Exercise description | Go through the material below and copy all lines with "باشد".

-----

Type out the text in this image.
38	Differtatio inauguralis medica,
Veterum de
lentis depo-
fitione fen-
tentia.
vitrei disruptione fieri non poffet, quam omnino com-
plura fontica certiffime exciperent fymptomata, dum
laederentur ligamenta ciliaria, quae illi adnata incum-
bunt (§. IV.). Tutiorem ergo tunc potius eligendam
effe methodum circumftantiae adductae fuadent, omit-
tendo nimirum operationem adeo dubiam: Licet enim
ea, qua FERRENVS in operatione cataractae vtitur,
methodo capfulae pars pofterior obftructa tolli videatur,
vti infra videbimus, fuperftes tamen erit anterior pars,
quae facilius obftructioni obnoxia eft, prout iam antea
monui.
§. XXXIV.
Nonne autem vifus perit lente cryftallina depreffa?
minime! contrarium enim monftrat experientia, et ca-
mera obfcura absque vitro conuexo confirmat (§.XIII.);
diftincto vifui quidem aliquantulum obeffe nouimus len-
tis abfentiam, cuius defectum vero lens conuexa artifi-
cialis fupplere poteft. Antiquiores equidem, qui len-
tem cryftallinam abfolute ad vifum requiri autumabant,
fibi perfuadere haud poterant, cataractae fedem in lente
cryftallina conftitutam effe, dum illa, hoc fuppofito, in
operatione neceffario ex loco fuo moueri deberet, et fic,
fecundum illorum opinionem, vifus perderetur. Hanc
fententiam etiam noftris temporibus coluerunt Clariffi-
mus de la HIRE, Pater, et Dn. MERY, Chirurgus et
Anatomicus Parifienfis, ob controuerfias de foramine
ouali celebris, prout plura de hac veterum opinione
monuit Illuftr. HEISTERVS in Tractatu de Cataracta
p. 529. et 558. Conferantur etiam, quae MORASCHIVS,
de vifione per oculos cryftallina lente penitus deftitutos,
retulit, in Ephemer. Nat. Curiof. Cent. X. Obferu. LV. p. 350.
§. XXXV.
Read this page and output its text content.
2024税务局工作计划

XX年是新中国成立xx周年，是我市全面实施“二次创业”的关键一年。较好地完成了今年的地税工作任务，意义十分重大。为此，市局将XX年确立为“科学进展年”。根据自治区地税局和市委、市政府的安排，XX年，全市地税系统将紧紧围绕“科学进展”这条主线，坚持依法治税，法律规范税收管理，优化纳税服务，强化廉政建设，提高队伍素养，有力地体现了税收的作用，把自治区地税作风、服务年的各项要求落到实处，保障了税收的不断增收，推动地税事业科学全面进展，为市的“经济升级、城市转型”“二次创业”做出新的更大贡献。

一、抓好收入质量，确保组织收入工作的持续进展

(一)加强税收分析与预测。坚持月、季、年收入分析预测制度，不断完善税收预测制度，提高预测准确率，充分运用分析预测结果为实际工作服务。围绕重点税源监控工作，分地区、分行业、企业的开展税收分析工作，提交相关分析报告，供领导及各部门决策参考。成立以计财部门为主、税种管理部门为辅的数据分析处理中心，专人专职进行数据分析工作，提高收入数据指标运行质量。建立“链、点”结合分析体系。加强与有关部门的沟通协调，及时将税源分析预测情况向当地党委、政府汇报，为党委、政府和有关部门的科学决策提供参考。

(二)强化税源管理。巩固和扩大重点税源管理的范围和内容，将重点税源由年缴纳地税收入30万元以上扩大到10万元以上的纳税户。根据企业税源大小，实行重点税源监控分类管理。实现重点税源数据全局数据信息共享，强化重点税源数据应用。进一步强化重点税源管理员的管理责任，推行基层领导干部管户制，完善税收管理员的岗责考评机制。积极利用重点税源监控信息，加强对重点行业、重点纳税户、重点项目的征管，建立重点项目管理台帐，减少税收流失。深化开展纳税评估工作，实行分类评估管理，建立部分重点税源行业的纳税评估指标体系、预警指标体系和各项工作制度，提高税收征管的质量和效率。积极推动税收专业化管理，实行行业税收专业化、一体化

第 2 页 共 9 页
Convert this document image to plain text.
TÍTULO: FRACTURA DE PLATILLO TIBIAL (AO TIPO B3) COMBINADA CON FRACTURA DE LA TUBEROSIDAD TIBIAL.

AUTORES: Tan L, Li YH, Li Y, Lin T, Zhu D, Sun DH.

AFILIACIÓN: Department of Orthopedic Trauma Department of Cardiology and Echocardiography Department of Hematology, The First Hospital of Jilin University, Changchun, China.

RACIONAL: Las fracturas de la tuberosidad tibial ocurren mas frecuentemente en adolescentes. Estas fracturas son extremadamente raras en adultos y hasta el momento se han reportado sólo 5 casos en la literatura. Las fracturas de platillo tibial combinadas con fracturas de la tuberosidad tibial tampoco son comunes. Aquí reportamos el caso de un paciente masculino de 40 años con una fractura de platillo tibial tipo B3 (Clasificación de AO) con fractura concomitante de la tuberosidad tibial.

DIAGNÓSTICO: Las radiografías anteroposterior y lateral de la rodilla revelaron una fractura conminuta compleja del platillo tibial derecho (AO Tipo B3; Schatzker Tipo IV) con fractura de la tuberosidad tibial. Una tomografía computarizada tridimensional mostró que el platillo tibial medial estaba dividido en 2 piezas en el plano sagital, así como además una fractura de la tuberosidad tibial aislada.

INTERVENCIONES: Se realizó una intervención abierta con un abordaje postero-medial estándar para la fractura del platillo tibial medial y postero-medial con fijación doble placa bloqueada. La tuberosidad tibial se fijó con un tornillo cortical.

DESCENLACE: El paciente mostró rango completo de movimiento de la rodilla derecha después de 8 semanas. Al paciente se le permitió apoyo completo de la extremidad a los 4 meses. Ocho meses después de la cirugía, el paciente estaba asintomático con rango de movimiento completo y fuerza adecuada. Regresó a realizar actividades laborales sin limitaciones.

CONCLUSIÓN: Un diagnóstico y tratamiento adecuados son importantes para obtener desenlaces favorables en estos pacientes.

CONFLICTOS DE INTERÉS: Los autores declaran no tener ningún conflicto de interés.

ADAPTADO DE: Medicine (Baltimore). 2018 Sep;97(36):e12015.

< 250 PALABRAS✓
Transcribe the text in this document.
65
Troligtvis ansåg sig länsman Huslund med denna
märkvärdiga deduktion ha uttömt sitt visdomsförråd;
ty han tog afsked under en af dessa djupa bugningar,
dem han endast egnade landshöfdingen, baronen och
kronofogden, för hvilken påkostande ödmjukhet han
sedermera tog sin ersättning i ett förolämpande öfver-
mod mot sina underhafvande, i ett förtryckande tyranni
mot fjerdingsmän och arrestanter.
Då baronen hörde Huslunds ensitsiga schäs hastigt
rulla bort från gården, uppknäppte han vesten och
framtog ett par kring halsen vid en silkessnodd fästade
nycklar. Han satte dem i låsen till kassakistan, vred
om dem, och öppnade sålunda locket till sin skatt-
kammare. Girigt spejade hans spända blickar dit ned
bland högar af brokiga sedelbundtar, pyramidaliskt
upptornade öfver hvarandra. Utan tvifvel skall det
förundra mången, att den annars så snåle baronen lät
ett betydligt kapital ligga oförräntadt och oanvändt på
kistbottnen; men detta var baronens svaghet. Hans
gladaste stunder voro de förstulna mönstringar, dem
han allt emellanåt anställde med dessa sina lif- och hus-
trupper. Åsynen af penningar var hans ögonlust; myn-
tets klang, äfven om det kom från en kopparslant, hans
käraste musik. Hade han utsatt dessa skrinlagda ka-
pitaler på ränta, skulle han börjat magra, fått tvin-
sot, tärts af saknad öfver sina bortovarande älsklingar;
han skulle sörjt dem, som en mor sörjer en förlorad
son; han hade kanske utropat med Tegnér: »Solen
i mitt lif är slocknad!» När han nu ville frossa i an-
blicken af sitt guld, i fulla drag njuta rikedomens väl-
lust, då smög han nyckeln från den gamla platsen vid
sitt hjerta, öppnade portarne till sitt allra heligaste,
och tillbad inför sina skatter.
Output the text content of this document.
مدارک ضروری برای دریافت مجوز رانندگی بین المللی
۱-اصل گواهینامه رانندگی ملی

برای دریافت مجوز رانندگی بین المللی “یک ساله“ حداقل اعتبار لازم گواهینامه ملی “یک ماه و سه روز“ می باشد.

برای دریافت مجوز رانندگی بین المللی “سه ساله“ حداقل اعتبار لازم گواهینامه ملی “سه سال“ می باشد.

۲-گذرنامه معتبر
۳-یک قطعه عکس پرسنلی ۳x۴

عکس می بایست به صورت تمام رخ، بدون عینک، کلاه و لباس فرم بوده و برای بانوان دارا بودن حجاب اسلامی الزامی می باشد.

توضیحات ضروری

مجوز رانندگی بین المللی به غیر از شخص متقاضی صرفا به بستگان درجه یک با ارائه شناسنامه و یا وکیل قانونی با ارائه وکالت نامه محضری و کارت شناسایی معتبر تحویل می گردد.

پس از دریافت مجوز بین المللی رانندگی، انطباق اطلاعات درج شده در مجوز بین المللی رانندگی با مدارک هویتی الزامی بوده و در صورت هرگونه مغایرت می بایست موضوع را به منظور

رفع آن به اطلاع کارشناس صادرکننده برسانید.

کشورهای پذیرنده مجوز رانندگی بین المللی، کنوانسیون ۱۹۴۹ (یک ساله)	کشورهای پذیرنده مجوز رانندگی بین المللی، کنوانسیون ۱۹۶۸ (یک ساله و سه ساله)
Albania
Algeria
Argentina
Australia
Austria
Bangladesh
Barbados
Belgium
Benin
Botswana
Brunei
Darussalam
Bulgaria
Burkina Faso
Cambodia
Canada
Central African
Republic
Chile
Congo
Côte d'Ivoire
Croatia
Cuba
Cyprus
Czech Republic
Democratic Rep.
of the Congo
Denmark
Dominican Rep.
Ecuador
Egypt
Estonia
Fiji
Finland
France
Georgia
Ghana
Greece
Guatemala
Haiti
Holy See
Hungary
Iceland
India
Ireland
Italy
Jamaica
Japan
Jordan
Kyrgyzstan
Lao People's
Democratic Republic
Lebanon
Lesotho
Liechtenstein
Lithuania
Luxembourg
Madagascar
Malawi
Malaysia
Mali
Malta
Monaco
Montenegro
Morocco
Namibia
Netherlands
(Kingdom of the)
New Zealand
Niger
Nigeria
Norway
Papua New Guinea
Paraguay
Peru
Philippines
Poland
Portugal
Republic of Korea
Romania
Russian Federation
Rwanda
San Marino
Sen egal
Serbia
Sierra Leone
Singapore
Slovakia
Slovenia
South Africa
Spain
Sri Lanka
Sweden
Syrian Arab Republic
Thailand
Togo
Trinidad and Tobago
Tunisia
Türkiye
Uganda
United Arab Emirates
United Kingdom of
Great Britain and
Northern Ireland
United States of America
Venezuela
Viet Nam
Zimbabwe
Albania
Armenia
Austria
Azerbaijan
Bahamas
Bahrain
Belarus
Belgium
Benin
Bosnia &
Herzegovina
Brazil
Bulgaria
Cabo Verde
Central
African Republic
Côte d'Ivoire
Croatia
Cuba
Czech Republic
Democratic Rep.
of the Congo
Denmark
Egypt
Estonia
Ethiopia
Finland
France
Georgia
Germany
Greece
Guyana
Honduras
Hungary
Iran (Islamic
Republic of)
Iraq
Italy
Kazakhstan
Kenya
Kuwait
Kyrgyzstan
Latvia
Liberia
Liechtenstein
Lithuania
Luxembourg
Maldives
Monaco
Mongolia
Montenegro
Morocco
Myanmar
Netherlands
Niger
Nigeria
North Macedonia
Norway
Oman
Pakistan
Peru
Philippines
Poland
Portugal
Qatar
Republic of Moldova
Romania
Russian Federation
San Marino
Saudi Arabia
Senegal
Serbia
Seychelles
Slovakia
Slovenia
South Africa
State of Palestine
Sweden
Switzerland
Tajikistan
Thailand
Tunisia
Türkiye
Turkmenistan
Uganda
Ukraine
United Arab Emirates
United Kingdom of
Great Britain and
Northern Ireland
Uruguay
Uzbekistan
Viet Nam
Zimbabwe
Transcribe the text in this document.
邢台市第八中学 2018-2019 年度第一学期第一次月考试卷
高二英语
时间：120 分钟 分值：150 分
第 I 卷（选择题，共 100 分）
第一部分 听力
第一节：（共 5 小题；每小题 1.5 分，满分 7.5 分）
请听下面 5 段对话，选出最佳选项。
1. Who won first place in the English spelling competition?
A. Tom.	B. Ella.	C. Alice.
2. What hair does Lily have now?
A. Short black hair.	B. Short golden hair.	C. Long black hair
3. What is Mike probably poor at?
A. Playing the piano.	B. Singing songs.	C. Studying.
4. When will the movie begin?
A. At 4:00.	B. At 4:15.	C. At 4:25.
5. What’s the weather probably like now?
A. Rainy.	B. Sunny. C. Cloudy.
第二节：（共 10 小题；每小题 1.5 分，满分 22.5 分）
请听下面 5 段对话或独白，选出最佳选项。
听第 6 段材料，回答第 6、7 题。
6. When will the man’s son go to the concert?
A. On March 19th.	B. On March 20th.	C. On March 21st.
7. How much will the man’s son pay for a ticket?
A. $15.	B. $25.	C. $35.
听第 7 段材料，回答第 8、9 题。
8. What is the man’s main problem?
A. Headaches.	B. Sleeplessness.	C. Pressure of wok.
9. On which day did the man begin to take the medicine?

-----

Exercise response |
برای دریافت مجوز رانندگی بین المللی “یک ساله“ حداقل اعتبار لازم گواهینامه ملی “یک ماه و سه روز“ می باشد.
برای دریافت مجوز رانندگی بین المللی “سه ساله“ حداقل اعتبار لازم گواهینامه ملی “سه سال“ می باشد.
عکس می بایست به صورت تمام رخ، بدون عینک، کلاه و لباس فرم بوده و برای بانوان دارا بودن حجاب اسلامی الزامی می باشد.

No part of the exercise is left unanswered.